--- Begin ---

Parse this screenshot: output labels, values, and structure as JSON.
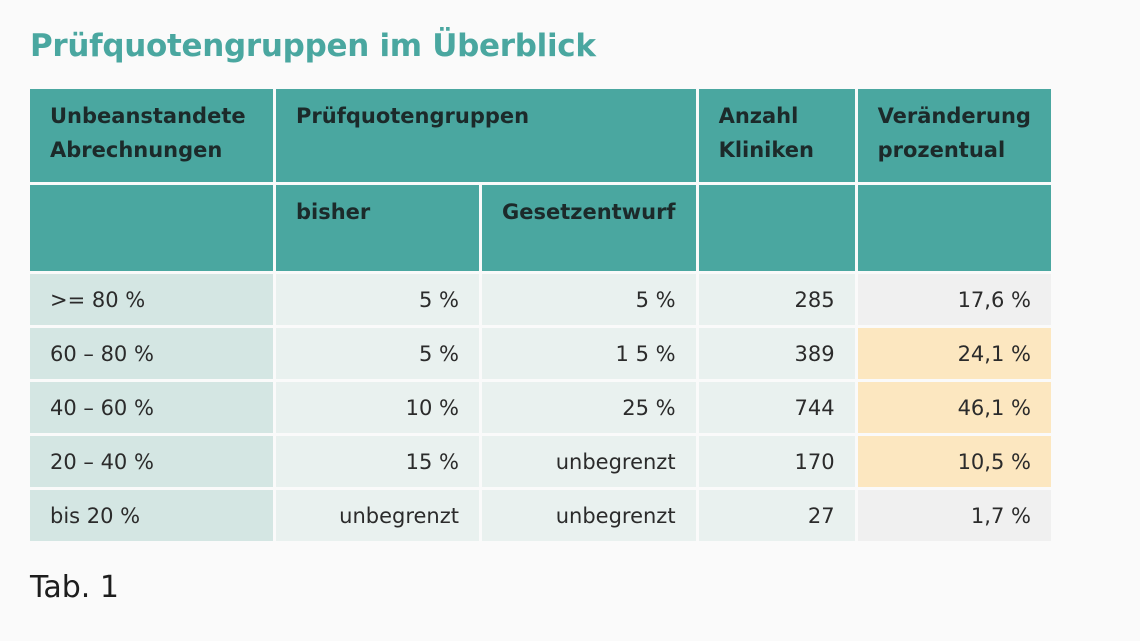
{
  "title": "Prüfquotengruppen im Überblick",
  "table": {
    "headers": {
      "col1_line1": "Unbeanstandete",
      "col1_line2": "Abrechnungen",
      "group": "Prüfquotengruppen",
      "col4_line1": "Anzahl",
      "col4_line2": "Kliniken",
      "col5_line1": "Veränderung",
      "col5_line2": "prozentual",
      "sub_bisher": "bisher",
      "sub_entwurf": "Gesetzentwurf"
    },
    "rows": [
      {
        "range": ">= 80 %",
        "bisher": "5 %",
        "entwurf": "5 %",
        "kliniken": "285",
        "veraenderung": "17,6 %",
        "highlight": false
      },
      {
        "range": "60 – 80 %",
        "bisher": "5 %",
        "entwurf": "1 5 %",
        "kliniken": "389",
        "veraenderung": "24,1 %",
        "highlight": true
      },
      {
        "range": "40 – 60 %",
        "bisher": "10 %",
        "entwurf": "25 %",
        "kliniken": "744",
        "veraenderung": "46,1 %",
        "highlight": true
      },
      {
        "range": "20 – 40 %",
        "bisher": "15 %",
        "entwurf": "unbegrenzt",
        "kliniken": "170",
        "veraenderung": "10,5 %",
        "highlight": true
      },
      {
        "range": "bis 20 %",
        "bisher": "unbegrenzt",
        "entwurf": "unbegrenzt",
        "kliniken": "27",
        "veraenderung": "1,7 %",
        "highlight": false
      }
    ]
  },
  "caption": "Tab. 1",
  "colors": {
    "accent": "#4aa7a0",
    "highlight": "#fce7c0",
    "first_col": "#d4e6e3",
    "cell": "#e9f1ef"
  }
}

--- End ---

WORK INSTRUCTIONS |
Check each line above for the word "Prüfquotengruppen", and copy the lines where it appears.

OUTPUT OF THE TASK |
  "title": "Prüfquotengruppen im Überblick",
      "group": "Prüfquotengruppen",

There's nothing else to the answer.